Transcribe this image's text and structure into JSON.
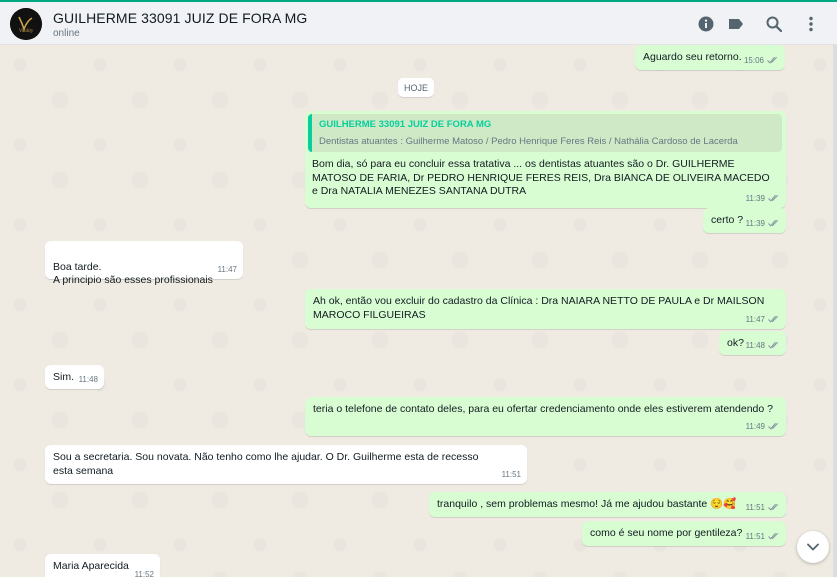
{
  "header": {
    "contact_name": "GUILHERME 33091 JUIZ DE FORA MG",
    "status": "online",
    "avatar_text": "Vitality",
    "icons": [
      "info-icon",
      "label-icon",
      "search-icon",
      "more-vertical-icon"
    ]
  },
  "day_separator": "HOJE",
  "messages": [
    {
      "dir": "out",
      "text": "Aguardo seu retorno.",
      "time": "15:06"
    },
    {
      "dir": "out",
      "quote_title": "GUILHERME 33091 JUIZ DE FORA MG",
      "quote_body": "Dentistas atuantes : Guilherme Matoso   / Pedro Henrique Feres Reis    / Nathália Cardoso de Lacerda",
      "text": "Bom dia, só para eu concluir essa tratativa ... os dentistas atuantes são o Dr. GUILHERME MATOSO DE FARIA, Dr PEDRO HENRIQUE FERES REIS, Dra BIANCA DE OLIVEIRA MACEDO e Dra NATALIA MENEZES SANTANA DUTRA",
      "time": "11:39"
    },
    {
      "dir": "out",
      "text": "certo ?",
      "time": "11:39"
    },
    {
      "dir": "in",
      "text": "Boa tarde.\nA principio são esses profissionais",
      "time": "11:47"
    },
    {
      "dir": "out",
      "text": "Ah ok, então vou excluir do cadastro da Clínica : Dra NAIARA NETTO DE PAULA e Dr MAILSON MAROCO FILGUEIRAS",
      "time": "11:47"
    },
    {
      "dir": "out",
      "text": "ok?",
      "time": "11:48"
    },
    {
      "dir": "in",
      "text": "Sim.",
      "time": "11:48"
    },
    {
      "dir": "out",
      "text": "teria o telefone de contato deles, para eu ofertar credenciamento onde eles estiverem atendendo ?",
      "time": "11:49"
    },
    {
      "dir": "in",
      "text": "Sou a secretaria. Sou novata. Não tenho como lhe ajudar. O Dr. Guilherme esta de recesso esta semana",
      "time": "11:51"
    },
    {
      "dir": "out",
      "text": "tranquilo , sem problemas mesmo! Já me ajudou bastante 😌🥰",
      "time": "11:51"
    },
    {
      "dir": "out",
      "text": "como é seu nome por gentileza?",
      "time": "11:51"
    },
    {
      "dir": "in",
      "text": "Maria Aparecida",
      "time": "11:52"
    }
  ],
  "colors": {
    "outgoing_bubble": "#d9fdd3",
    "incoming_bubble": "#ffffff",
    "accent": "#00a884",
    "read_ticks": "#53bdeb"
  }
}
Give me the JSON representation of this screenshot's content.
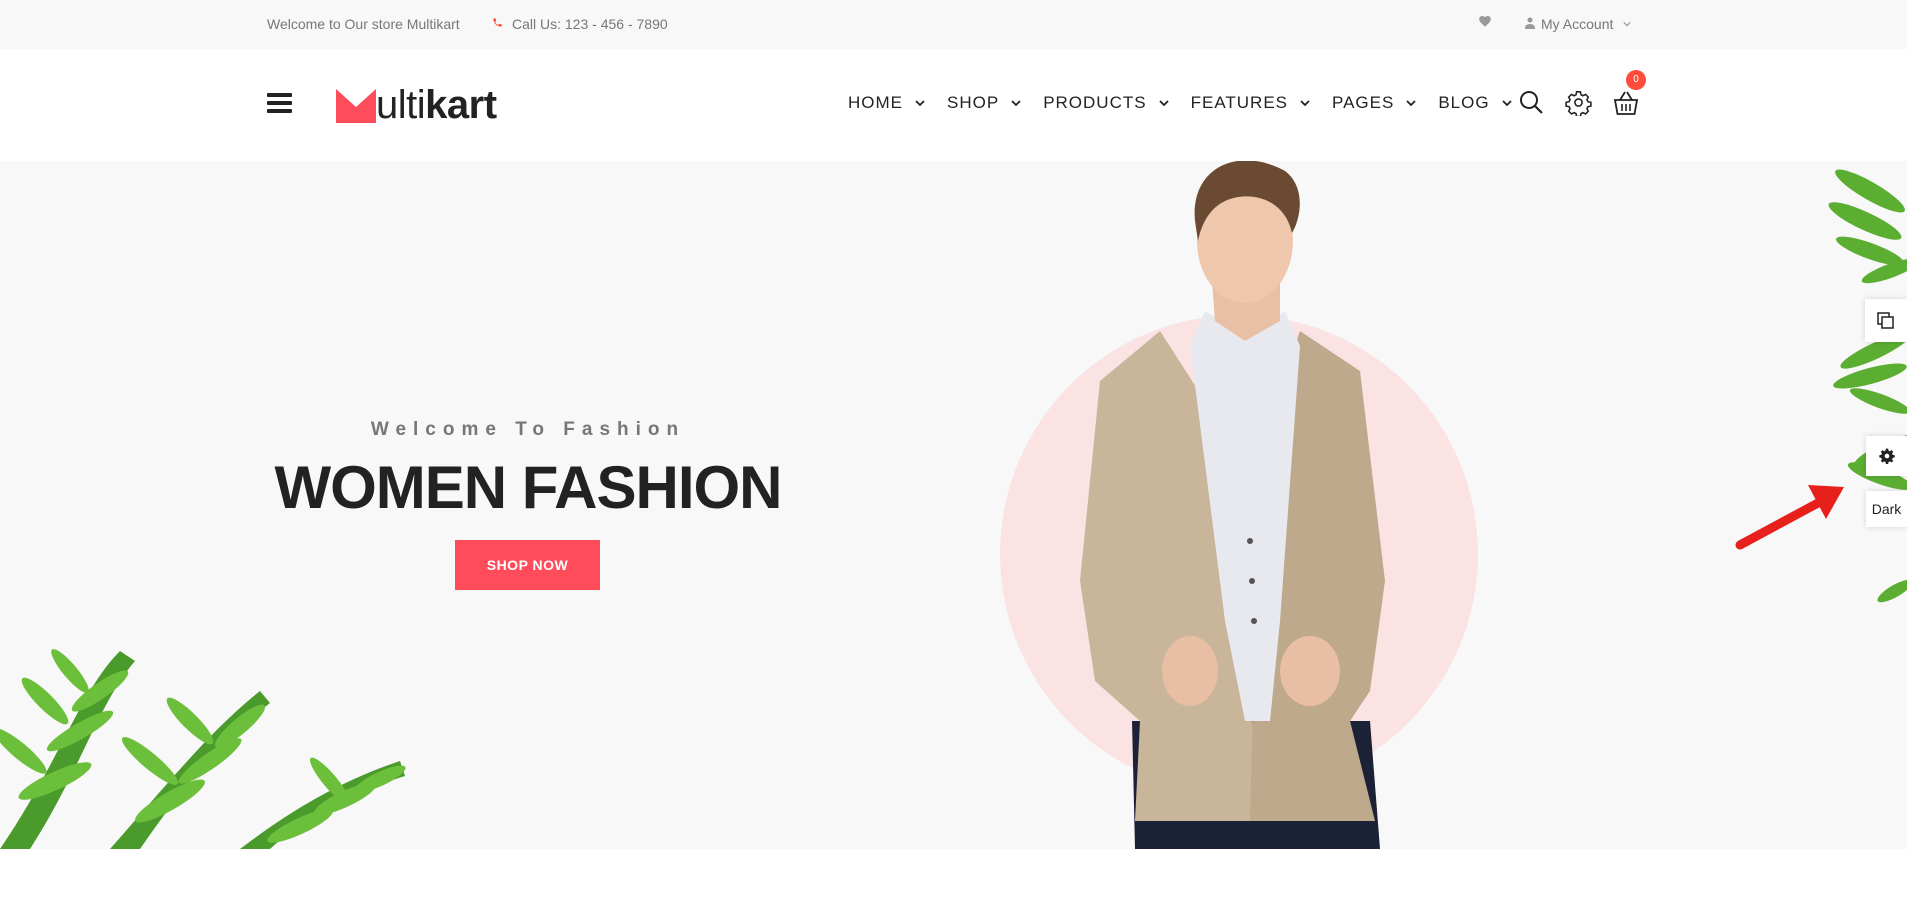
{
  "topbar": {
    "welcome": "Welcome to Our store Multikart",
    "call": "Call Us: 123 - 456 - 7890",
    "account": "My Account"
  },
  "header": {
    "logo_prefix": "ulti",
    "logo_suffix": "kart",
    "nav": [
      {
        "label": "HOME"
      },
      {
        "label": "SHOP"
      },
      {
        "label": "PRODUCTS"
      },
      {
        "label": "FEATURES"
      },
      {
        "label": "PAGES"
      },
      {
        "label": "BLOG"
      }
    ],
    "cart_count": "0"
  },
  "hero": {
    "subtitle": "Welcome To Fashion",
    "title": "WOMEN FASHION",
    "button": "SHOP NOW"
  },
  "side": {
    "dark_label": "Dark"
  },
  "colors": {
    "accent": "#ff4c5b",
    "badge": "#ff4c3b",
    "topbar_bg": "#f8f8f8",
    "hero_bg": "#f8f8f8",
    "circle": "#fbe3e3"
  },
  "icons": [
    "phone-icon",
    "heart-icon",
    "user-icon",
    "chevron-down-icon",
    "hamburger-icon",
    "search-icon",
    "settings-icon",
    "cart-icon",
    "copy-icon",
    "gear-icon"
  ]
}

_Problem description_: From the listing, extract all text exactly as given and drop any picture.

_The solution_:
Transcribe this image's text and structure into JSON.
{
  "header": {
    "contact_name": "GUILHERME 33091 JUIZ DE FORA MG",
    "status": "online",
    "avatar_text": "Vitality",
    "icons": [
      "info-icon",
      "label-icon",
      "search-icon",
      "more-vertical-icon"
    ]
  },
  "day_separator": "HOJE",
  "messages": [
    {
      "dir": "out",
      "text": "Aguardo seu retorno.",
      "time": "15:06"
    },
    {
      "dir": "out",
      "quote_title": "GUILHERME 33091 JUIZ DE FORA MG",
      "quote_body": "Dentistas atuantes : Guilherme Matoso   / Pedro Henrique Feres Reis    / Nathália Cardoso de Lacerda",
      "text": "Bom dia, só para eu concluir essa tratativa ... os dentistas atuantes são o Dr. GUILHERME MATOSO DE FARIA, Dr PEDRO HENRIQUE FERES REIS, Dra BIANCA DE OLIVEIRA MACEDO e Dra NATALIA MENEZES SANTANA DUTRA",
      "time": "11:39"
    },
    {
      "dir": "out",
      "text": "certo ?",
      "time": "11:39"
    },
    {
      "dir": "in",
      "text": "Boa tarde.\nA principio são esses profissionais",
      "time": "11:47"
    },
    {
      "dir": "out",
      "text": "Ah ok, então vou excluir do cadastro da Clínica : Dra NAIARA NETTO DE PAULA e Dr MAILSON MAROCO FILGUEIRAS",
      "time": "11:47"
    },
    {
      "dir": "out",
      "text": "ok?",
      "time": "11:48"
    },
    {
      "dir": "in",
      "text": "Sim.",
      "time": "11:48"
    },
    {
      "dir": "out",
      "text": "teria o telefone de contato deles, para eu ofertar credenciamento onde eles estiverem atendendo ?",
      "time": "11:49"
    },
    {
      "dir": "in",
      "text": "Sou a secretaria. Sou novata. Não tenho como lhe ajudar. O Dr. Guilherme esta de recesso esta semana",
      "time": "11:51"
    },
    {
      "dir": "out",
      "text": "tranquilo , sem problemas mesmo! Já me ajudou bastante 😌🥰",
      "time": "11:51"
    },
    {
      "dir": "out",
      "text": "como é seu nome por gentileza?",
      "time": "11:51"
    },
    {
      "dir": "in",
      "text": "Maria Aparecida",
      "time": "11:52"
    }
  ],
  "colors": {
    "outgoing_bubble": "#d9fdd3",
    "incoming_bubble": "#ffffff",
    "accent": "#00a884",
    "read_ticks": "#53bdeb"
  }
}
Give me the JSON representation of this screenshot's content.
{
  "topbar": {
    "welcome": "Welcome to Our store Multikart",
    "call": "Call Us: 123 - 456 - 7890",
    "account": "My Account"
  },
  "header": {
    "logo_prefix": "ulti",
    "logo_suffix": "kart",
    "nav": [
      {
        "label": "HOME"
      },
      {
        "label": "SHOP"
      },
      {
        "label": "PRODUCTS"
      },
      {
        "label": "FEATURES"
      },
      {
        "label": "PAGES"
      },
      {
        "label": "BLOG"
      }
    ],
    "cart_count": "0"
  },
  "hero": {
    "subtitle": "Welcome To Fashion",
    "title": "WOMEN FASHION",
    "button": "SHOP NOW"
  },
  "side": {
    "dark_label": "Dark"
  },
  "colors": {
    "accent": "#ff4c5b",
    "badge": "#ff4c3b",
    "topbar_bg": "#f8f8f8",
    "hero_bg": "#f8f8f8",
    "circle": "#fbe3e3"
  },
  "icons": [
    "phone-icon",
    "heart-icon",
    "user-icon",
    "chevron-down-icon",
    "hamburger-icon",
    "search-icon",
    "settings-icon",
    "cart-icon",
    "copy-icon",
    "gear-icon"
  ]
}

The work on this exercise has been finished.